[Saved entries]
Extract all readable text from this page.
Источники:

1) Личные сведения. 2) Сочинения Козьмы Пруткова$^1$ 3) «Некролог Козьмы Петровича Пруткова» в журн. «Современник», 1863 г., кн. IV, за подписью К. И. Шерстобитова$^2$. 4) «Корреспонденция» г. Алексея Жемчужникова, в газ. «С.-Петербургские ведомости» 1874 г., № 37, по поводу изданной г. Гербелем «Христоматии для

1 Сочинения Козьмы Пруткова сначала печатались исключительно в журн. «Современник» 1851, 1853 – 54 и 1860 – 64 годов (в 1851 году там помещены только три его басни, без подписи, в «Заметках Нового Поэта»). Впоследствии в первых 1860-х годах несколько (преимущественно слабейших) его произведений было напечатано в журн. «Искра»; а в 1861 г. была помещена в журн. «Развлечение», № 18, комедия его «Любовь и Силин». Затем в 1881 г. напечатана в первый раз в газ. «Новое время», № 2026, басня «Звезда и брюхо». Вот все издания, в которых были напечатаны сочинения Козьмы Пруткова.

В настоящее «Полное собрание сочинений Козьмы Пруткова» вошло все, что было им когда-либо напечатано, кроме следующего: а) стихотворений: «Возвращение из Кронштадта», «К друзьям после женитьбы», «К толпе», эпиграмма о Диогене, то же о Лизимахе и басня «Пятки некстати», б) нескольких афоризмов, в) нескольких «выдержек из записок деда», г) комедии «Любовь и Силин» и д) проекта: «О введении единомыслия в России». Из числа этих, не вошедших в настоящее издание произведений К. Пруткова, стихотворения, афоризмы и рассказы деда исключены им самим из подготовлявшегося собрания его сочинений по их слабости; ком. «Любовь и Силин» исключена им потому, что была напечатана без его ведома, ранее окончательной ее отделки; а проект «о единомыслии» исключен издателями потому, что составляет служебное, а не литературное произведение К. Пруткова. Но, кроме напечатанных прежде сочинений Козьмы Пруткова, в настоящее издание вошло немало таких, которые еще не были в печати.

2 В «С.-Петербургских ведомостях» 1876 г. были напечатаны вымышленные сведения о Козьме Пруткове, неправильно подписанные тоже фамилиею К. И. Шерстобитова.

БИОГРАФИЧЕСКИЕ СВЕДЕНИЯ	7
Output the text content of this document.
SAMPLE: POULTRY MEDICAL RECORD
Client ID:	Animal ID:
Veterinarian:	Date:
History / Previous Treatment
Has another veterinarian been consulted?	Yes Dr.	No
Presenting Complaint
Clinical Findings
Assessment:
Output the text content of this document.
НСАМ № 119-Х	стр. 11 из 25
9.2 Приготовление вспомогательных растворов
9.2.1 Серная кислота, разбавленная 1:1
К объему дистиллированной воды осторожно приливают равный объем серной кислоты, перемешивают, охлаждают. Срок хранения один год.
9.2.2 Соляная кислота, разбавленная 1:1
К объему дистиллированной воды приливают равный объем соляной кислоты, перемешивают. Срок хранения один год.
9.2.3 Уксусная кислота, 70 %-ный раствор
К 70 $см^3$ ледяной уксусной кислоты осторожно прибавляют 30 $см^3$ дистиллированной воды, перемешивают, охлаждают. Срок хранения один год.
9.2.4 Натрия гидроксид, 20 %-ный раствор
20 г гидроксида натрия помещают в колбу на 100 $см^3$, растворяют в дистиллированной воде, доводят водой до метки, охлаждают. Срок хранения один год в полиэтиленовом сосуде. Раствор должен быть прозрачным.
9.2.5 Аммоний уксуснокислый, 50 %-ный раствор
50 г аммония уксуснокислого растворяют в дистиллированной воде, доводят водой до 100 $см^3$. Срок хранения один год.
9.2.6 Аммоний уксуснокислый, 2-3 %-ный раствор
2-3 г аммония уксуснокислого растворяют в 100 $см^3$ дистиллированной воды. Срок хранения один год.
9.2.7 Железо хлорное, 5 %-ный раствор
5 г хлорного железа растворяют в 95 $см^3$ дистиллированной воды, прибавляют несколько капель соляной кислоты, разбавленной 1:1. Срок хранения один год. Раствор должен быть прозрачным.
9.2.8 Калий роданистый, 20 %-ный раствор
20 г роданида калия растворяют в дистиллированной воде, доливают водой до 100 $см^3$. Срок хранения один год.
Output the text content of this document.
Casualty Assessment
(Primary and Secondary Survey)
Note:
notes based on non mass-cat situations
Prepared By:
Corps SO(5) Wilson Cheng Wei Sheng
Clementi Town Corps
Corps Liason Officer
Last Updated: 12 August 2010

Exercise brief —
From the entries above, extract every line where the word "объем" appears.

Exercise answer —
К объему дистиллированной воды осторожно приливают равный объем серной кислоты, перемешивают, охлаждают. Срок хранения один год.
К объему дистиллированной воды приливают равный объем соляной кислоты, перемешивают. Срок хранения один год.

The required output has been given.